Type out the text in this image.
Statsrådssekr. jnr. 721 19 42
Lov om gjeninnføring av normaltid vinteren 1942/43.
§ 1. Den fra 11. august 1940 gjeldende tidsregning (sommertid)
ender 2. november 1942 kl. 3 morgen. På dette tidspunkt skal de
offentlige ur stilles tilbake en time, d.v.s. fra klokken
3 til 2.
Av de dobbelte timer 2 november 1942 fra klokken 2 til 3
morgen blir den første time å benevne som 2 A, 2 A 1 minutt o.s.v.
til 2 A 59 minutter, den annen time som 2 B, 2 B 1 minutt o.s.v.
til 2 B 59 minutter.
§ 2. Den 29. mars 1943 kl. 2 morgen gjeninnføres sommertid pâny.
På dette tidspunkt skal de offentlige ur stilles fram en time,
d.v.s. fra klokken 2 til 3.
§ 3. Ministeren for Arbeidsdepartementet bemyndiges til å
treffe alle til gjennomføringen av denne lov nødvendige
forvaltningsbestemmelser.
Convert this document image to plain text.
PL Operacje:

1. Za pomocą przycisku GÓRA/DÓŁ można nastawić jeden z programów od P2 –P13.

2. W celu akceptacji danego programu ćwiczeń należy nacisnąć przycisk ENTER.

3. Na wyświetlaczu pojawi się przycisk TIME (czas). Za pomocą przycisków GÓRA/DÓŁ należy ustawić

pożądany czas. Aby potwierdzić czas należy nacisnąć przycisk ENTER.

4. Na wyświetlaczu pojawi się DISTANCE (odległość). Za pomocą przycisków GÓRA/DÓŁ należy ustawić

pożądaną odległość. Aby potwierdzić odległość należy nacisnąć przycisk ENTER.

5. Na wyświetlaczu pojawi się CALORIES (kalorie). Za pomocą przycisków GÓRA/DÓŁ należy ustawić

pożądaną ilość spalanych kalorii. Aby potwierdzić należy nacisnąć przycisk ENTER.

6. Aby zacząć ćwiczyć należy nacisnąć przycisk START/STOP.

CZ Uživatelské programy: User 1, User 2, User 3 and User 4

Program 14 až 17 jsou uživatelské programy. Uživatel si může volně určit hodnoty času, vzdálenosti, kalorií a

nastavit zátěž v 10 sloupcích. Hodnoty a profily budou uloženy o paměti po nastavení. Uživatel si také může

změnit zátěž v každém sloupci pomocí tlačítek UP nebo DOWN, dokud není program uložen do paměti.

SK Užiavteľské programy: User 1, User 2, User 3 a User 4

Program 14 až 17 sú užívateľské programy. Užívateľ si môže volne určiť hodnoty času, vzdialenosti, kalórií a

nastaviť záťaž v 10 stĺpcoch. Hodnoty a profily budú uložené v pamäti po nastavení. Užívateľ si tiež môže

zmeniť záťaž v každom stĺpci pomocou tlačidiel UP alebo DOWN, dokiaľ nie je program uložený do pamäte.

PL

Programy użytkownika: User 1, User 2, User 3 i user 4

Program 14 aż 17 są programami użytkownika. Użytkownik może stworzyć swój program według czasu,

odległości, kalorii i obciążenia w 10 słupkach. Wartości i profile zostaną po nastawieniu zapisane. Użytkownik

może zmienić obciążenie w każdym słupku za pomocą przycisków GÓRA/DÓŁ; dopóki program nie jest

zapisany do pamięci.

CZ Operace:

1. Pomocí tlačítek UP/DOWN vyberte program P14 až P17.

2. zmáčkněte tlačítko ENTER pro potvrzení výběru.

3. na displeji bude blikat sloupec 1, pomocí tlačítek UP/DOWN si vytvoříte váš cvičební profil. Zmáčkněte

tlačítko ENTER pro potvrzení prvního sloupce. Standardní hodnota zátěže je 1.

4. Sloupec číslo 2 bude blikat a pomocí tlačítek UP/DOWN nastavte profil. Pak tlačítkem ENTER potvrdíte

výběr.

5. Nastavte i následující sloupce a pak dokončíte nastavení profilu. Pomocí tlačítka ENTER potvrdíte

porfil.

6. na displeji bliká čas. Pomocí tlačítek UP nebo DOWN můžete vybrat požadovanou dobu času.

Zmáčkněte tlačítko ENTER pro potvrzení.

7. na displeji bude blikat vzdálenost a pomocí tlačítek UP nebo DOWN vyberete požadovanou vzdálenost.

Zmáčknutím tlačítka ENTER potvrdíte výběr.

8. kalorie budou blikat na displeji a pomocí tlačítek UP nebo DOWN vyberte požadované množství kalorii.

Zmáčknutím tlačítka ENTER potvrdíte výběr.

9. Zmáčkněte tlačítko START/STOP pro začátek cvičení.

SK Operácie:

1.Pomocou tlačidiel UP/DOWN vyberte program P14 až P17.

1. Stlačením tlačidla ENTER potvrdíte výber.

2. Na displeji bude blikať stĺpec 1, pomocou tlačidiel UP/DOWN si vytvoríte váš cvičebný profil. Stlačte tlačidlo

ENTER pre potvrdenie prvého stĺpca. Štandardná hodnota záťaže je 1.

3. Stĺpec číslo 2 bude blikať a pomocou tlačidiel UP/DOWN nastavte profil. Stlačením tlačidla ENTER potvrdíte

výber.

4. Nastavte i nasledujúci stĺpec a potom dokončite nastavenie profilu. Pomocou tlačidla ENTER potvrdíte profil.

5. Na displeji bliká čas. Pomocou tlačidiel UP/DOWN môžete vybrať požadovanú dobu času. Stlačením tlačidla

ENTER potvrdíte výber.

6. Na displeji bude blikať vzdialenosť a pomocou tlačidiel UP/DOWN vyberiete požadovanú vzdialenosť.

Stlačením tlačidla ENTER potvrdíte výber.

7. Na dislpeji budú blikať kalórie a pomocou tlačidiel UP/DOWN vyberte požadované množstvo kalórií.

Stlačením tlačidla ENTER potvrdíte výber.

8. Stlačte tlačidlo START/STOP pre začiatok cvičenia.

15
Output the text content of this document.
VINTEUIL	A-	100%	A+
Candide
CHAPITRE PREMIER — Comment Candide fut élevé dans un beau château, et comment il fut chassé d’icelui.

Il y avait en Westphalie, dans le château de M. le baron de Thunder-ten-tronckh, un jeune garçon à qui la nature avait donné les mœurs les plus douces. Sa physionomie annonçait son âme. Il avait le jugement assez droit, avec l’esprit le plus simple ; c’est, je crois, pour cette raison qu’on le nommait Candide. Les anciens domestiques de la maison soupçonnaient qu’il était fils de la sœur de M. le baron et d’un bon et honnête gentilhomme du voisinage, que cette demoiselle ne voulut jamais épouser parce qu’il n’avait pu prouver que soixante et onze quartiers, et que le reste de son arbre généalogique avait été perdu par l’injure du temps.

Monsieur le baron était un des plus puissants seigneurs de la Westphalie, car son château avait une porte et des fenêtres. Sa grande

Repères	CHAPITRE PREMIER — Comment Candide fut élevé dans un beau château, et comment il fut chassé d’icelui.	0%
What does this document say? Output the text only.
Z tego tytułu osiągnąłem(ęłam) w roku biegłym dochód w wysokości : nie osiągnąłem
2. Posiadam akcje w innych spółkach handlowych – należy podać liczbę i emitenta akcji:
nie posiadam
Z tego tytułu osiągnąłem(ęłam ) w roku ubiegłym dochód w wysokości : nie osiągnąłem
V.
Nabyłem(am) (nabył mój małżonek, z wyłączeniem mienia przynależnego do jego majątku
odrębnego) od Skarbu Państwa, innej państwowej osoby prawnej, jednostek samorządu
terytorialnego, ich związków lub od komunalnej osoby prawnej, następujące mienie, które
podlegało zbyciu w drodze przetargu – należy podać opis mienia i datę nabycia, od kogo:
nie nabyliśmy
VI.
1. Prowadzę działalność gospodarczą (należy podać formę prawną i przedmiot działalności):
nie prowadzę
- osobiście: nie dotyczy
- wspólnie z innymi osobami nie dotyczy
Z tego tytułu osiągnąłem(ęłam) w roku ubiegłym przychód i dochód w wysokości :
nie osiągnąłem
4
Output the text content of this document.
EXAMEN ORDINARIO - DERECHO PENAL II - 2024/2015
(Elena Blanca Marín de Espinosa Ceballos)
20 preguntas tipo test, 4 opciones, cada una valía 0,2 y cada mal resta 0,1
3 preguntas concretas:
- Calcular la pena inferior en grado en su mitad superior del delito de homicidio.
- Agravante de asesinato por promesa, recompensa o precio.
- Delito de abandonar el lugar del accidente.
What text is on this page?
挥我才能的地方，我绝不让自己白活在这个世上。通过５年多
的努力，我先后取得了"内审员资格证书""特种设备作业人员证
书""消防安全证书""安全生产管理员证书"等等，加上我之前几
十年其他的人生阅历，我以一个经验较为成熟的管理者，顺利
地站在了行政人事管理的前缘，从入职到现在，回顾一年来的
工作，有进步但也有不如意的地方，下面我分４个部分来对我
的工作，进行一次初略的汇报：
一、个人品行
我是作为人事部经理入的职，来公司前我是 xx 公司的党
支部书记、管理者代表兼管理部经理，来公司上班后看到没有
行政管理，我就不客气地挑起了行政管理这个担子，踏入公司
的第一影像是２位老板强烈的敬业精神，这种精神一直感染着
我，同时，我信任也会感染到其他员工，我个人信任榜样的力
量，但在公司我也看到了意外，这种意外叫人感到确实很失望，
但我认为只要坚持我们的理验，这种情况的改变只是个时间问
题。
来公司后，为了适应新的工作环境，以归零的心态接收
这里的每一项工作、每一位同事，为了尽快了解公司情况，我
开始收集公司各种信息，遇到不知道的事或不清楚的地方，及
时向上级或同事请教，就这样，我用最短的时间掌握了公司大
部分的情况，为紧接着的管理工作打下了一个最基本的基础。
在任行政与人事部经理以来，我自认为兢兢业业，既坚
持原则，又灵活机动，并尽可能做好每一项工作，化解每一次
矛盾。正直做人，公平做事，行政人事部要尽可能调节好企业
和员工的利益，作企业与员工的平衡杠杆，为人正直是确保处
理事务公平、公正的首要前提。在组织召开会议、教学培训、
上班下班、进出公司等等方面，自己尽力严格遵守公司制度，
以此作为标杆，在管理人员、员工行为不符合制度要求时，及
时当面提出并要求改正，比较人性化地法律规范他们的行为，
──────────
▶ TASK TO CARRY OUT
Copy out each line of the material that holds the word "osiągnąłem".

▶ TASK SOLUTION
Z tego tytułu osiągnąłem(ęłam) w roku biegłym dochód w wysokości : nie osiągnąłem
Z tego tytułu osiągnąłem(ęłam ) w roku ubiegłym dochód w wysokości : nie osiągnąłem
Z tego tytułu osiągnąłem(ęłam) w roku ubiegłym przychód i dochód w wysokości :
nie osiągnąłem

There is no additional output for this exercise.